(Dataset records)
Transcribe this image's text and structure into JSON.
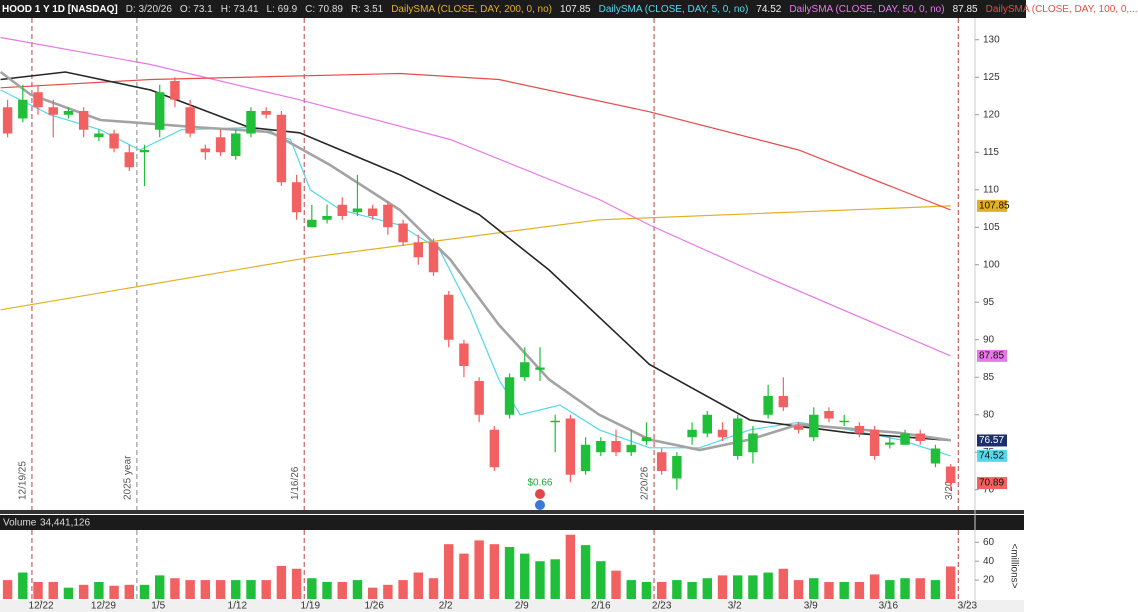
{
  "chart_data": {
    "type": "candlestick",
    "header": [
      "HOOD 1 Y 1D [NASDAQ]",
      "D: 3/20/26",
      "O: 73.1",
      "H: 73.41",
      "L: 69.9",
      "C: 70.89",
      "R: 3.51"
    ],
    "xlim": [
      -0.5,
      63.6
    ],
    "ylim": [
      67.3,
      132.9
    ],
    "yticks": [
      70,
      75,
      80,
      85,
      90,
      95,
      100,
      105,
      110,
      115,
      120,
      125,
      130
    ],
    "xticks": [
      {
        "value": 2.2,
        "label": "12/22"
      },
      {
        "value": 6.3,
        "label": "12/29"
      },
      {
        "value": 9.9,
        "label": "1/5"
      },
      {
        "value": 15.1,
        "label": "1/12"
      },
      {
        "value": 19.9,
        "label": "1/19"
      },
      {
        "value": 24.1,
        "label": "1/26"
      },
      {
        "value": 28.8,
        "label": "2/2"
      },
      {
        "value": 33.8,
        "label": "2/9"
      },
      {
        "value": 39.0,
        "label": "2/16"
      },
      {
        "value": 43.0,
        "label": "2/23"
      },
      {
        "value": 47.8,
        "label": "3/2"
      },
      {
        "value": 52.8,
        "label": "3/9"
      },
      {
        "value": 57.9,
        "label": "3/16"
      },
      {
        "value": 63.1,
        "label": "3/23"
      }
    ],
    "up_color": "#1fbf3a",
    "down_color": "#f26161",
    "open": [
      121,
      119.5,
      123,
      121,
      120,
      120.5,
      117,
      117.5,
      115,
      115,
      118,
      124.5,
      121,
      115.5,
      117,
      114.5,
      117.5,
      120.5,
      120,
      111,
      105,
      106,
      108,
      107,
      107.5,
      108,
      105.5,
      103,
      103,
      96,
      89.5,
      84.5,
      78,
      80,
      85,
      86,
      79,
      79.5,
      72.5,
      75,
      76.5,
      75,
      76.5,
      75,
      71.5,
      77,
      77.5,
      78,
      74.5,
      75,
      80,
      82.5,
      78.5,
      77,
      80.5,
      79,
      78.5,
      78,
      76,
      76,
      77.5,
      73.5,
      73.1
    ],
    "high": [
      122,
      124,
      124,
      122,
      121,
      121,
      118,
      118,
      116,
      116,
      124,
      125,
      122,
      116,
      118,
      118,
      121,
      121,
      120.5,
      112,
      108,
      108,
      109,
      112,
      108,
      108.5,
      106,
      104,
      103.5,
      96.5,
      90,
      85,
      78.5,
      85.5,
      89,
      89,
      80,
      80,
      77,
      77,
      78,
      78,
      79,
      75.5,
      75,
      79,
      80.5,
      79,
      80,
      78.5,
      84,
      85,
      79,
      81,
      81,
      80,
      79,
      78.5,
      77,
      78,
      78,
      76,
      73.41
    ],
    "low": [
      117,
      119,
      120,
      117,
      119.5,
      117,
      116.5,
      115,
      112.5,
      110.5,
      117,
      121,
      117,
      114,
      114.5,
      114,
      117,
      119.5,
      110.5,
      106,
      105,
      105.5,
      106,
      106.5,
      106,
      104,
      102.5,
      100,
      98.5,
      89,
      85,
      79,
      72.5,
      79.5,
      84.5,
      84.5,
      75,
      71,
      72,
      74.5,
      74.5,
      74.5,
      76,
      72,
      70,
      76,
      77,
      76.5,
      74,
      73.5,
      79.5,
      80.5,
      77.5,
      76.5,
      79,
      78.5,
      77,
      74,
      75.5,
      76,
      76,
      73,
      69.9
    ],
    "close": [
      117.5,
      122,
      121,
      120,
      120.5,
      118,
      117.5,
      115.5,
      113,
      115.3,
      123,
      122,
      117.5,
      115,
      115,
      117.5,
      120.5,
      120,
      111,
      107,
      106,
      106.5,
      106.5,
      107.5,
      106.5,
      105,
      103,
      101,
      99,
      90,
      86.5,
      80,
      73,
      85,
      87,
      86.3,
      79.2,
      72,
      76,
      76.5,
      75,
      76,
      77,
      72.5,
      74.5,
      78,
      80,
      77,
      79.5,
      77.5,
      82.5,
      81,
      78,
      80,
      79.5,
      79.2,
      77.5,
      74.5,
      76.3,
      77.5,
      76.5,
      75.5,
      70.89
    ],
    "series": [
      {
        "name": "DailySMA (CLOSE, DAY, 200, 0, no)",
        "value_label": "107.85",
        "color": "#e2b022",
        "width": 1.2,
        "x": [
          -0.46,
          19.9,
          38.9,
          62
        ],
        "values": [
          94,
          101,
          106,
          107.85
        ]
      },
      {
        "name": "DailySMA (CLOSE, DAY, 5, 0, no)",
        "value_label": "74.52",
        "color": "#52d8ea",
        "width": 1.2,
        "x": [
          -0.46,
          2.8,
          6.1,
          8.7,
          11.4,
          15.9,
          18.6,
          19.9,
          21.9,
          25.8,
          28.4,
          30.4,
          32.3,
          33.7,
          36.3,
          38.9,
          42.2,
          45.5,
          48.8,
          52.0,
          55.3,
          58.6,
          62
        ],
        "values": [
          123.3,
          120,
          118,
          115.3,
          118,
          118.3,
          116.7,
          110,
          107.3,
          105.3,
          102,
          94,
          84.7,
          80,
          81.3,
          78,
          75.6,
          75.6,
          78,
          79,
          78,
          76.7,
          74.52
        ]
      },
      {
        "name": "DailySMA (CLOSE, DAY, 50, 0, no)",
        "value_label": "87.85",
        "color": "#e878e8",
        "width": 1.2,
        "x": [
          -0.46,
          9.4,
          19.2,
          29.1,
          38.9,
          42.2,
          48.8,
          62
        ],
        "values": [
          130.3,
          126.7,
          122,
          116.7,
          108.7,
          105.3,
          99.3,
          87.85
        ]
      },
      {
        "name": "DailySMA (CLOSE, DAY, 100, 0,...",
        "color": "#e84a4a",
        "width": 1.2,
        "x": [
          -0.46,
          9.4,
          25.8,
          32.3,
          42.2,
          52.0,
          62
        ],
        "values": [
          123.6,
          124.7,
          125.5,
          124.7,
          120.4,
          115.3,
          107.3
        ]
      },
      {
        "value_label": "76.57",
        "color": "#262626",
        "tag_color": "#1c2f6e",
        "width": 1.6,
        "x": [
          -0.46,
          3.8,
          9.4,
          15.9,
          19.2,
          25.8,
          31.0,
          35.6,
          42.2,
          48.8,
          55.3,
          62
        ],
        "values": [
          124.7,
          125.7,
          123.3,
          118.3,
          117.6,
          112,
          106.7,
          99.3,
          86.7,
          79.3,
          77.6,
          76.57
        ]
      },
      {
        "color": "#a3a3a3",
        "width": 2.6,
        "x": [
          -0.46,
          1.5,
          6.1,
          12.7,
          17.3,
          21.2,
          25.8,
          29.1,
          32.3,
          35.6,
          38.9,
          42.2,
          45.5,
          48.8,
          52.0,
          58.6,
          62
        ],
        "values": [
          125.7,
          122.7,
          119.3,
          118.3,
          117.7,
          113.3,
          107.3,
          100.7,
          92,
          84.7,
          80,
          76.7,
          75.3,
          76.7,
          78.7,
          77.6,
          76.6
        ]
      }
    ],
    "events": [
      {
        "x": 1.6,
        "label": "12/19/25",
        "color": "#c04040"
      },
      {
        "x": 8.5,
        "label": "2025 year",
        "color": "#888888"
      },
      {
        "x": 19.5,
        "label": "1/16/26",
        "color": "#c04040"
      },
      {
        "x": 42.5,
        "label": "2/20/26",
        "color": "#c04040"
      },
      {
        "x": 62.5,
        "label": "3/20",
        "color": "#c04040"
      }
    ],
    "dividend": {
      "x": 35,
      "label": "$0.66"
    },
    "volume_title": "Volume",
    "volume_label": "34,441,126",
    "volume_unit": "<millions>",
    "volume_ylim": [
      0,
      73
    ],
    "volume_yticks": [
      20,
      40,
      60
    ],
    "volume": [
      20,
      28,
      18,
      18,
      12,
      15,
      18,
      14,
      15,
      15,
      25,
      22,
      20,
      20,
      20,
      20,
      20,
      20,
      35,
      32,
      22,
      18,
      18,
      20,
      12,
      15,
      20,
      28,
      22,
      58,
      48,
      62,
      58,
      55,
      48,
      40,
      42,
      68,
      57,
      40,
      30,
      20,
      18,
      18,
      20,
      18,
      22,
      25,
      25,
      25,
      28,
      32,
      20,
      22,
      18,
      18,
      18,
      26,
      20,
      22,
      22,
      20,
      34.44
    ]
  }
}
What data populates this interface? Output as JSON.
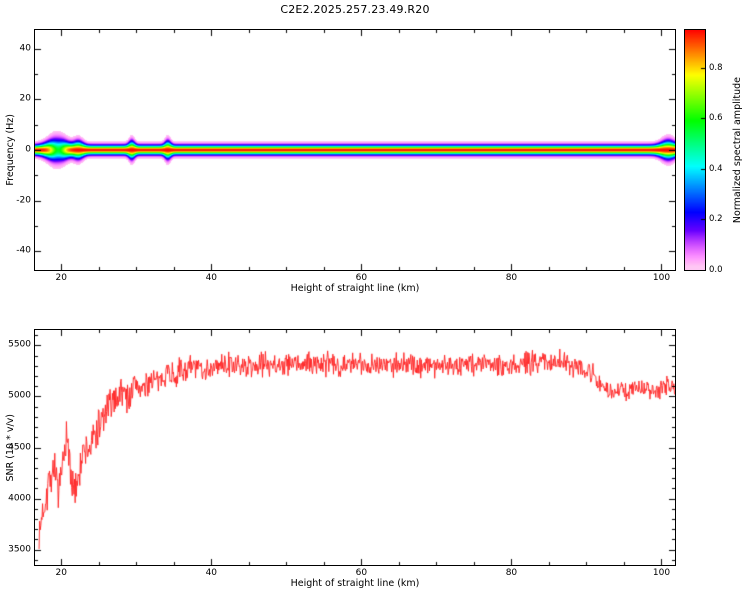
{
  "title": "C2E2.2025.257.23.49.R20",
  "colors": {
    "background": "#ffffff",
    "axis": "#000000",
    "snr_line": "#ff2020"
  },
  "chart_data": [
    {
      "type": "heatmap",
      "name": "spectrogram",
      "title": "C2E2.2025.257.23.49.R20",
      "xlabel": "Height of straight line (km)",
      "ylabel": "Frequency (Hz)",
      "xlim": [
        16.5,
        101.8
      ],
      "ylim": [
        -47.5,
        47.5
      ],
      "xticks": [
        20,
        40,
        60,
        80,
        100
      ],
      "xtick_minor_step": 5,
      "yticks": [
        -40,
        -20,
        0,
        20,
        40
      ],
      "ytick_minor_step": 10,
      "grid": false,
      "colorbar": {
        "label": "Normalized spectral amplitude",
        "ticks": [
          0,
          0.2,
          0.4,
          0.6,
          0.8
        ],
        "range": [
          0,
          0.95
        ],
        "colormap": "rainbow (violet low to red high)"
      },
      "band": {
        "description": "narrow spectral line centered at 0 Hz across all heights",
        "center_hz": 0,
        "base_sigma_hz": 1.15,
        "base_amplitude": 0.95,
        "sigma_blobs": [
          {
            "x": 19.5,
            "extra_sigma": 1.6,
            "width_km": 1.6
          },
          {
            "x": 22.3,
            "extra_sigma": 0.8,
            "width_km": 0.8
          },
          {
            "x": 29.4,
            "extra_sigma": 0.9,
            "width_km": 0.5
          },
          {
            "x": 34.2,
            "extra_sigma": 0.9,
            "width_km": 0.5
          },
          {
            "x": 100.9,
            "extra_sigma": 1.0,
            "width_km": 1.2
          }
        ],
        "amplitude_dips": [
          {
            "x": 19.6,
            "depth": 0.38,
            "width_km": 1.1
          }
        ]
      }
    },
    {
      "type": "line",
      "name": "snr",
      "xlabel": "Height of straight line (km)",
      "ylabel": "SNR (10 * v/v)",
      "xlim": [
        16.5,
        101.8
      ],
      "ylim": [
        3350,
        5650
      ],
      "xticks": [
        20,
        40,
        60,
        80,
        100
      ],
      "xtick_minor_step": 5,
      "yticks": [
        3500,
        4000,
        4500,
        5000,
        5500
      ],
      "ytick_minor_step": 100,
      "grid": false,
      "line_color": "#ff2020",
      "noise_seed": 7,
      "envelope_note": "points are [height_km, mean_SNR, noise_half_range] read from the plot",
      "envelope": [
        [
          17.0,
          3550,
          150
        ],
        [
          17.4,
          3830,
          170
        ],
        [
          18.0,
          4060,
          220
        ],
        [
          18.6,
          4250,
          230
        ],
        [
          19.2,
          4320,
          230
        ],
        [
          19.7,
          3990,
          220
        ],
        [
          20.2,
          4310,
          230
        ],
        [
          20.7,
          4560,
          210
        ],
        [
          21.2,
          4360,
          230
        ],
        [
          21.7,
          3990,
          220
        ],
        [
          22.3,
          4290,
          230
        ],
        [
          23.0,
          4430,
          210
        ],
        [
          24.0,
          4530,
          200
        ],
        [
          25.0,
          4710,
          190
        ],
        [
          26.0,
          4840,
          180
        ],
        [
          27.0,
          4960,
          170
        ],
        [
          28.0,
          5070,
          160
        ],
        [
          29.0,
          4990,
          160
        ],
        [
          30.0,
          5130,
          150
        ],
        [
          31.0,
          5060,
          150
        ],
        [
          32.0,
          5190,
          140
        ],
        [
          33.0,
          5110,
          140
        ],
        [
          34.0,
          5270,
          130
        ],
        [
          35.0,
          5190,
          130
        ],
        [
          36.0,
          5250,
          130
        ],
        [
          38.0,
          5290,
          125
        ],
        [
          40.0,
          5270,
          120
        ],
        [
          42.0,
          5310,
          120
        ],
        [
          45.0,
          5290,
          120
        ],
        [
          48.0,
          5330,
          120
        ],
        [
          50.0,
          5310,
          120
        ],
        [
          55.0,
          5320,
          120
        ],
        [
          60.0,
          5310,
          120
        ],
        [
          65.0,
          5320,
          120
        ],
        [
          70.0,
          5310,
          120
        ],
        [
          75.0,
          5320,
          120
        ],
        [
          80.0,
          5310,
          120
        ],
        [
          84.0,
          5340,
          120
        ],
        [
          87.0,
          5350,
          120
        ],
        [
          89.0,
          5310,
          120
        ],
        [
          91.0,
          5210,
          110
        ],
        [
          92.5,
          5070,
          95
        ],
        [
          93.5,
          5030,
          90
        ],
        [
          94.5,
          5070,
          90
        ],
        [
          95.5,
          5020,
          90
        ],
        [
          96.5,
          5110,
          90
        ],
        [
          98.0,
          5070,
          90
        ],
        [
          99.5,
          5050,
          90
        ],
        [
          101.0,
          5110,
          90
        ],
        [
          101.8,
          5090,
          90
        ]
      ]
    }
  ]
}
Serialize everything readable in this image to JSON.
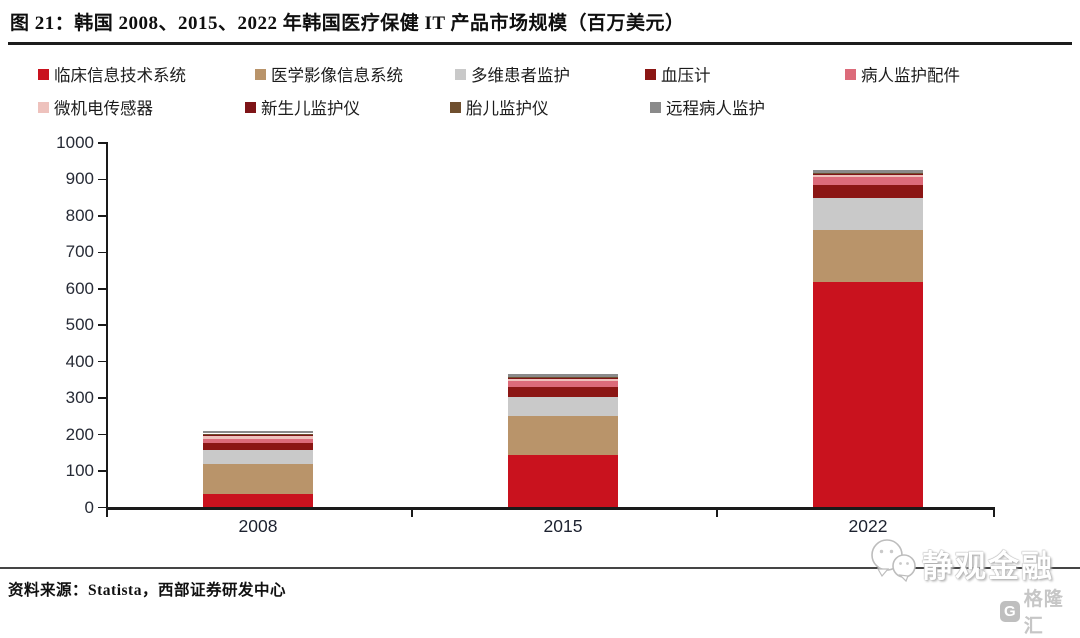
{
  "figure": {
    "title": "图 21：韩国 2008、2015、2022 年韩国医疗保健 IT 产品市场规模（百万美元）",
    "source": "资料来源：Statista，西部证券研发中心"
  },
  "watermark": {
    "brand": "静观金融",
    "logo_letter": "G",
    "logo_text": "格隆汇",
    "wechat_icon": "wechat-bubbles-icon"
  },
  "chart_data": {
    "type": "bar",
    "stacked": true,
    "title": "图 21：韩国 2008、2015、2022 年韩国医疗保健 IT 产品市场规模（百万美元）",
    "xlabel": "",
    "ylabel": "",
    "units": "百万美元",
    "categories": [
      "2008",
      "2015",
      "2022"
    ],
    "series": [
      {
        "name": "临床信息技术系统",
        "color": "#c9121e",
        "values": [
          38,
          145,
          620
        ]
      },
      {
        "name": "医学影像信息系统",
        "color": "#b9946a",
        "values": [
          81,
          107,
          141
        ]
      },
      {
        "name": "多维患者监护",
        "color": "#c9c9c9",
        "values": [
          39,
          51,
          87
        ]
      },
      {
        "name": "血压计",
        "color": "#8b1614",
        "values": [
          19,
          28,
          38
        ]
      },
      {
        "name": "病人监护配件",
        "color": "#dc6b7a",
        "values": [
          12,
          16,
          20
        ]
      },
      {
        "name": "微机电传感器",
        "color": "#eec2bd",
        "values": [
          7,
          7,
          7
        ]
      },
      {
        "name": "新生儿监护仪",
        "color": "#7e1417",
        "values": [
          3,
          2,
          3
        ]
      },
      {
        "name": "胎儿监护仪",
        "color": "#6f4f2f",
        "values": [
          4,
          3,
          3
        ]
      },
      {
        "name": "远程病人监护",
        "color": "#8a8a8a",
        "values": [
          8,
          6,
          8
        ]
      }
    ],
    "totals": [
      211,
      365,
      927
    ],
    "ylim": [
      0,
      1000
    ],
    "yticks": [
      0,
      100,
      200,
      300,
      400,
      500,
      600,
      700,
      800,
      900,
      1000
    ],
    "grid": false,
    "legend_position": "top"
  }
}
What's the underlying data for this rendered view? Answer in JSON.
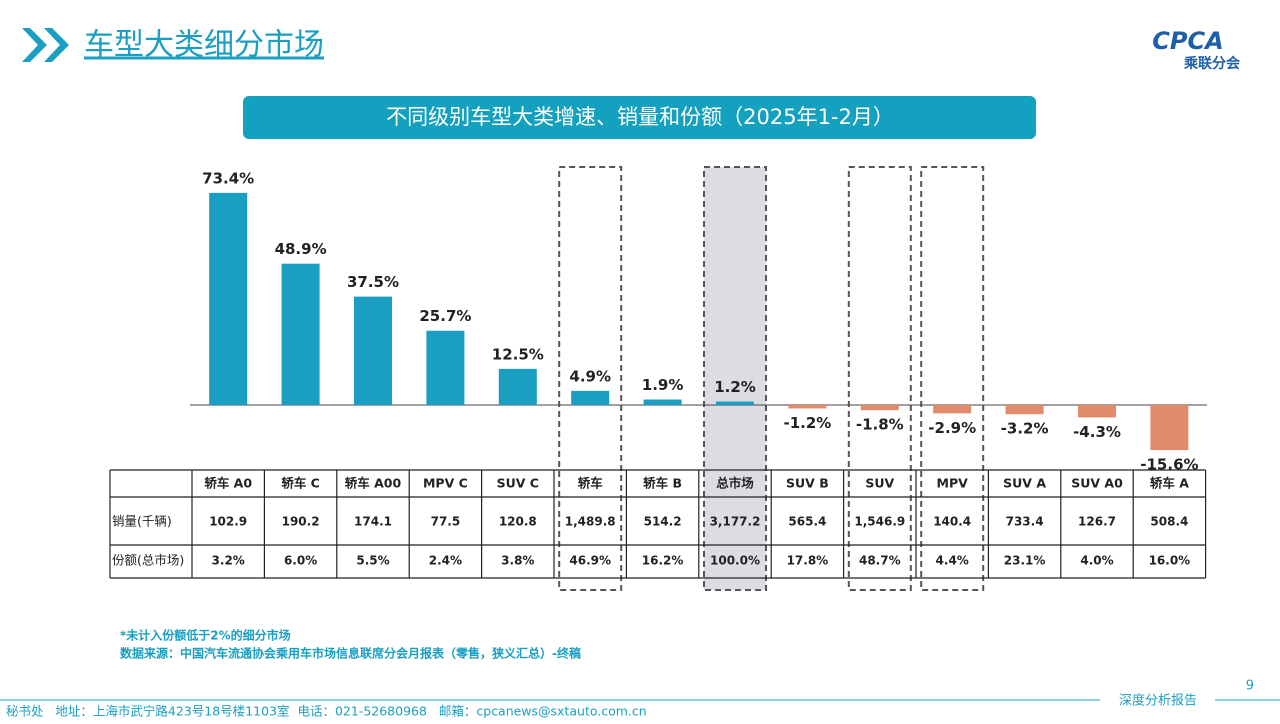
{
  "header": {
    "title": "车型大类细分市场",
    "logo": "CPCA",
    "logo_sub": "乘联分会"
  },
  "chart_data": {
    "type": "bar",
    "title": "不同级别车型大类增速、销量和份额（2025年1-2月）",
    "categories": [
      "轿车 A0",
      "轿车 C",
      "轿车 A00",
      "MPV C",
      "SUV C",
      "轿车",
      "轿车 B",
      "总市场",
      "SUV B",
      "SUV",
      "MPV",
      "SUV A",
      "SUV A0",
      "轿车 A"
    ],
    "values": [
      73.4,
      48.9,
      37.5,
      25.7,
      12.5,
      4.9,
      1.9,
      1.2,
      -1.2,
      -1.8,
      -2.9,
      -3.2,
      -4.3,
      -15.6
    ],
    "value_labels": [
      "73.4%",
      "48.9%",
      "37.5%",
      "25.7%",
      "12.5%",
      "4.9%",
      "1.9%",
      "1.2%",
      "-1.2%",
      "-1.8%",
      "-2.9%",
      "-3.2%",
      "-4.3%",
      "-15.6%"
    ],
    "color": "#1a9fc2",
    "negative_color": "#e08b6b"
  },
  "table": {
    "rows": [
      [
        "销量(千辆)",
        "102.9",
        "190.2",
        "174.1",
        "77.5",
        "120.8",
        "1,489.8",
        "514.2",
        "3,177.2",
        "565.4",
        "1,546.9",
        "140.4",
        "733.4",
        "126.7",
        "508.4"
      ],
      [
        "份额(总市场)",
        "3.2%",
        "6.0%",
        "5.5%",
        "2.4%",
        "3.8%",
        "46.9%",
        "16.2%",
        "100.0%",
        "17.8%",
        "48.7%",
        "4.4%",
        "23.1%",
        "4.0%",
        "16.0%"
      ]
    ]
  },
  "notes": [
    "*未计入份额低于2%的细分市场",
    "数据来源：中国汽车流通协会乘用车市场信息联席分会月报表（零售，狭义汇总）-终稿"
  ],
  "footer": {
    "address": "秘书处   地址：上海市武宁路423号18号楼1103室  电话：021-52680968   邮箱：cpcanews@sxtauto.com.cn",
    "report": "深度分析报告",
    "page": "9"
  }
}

*Your objective*
Select all lines in the listing that include the word "high".

*Solution for this problem*
    "high": [
        "colormap": "rainbow (violet low to red high)"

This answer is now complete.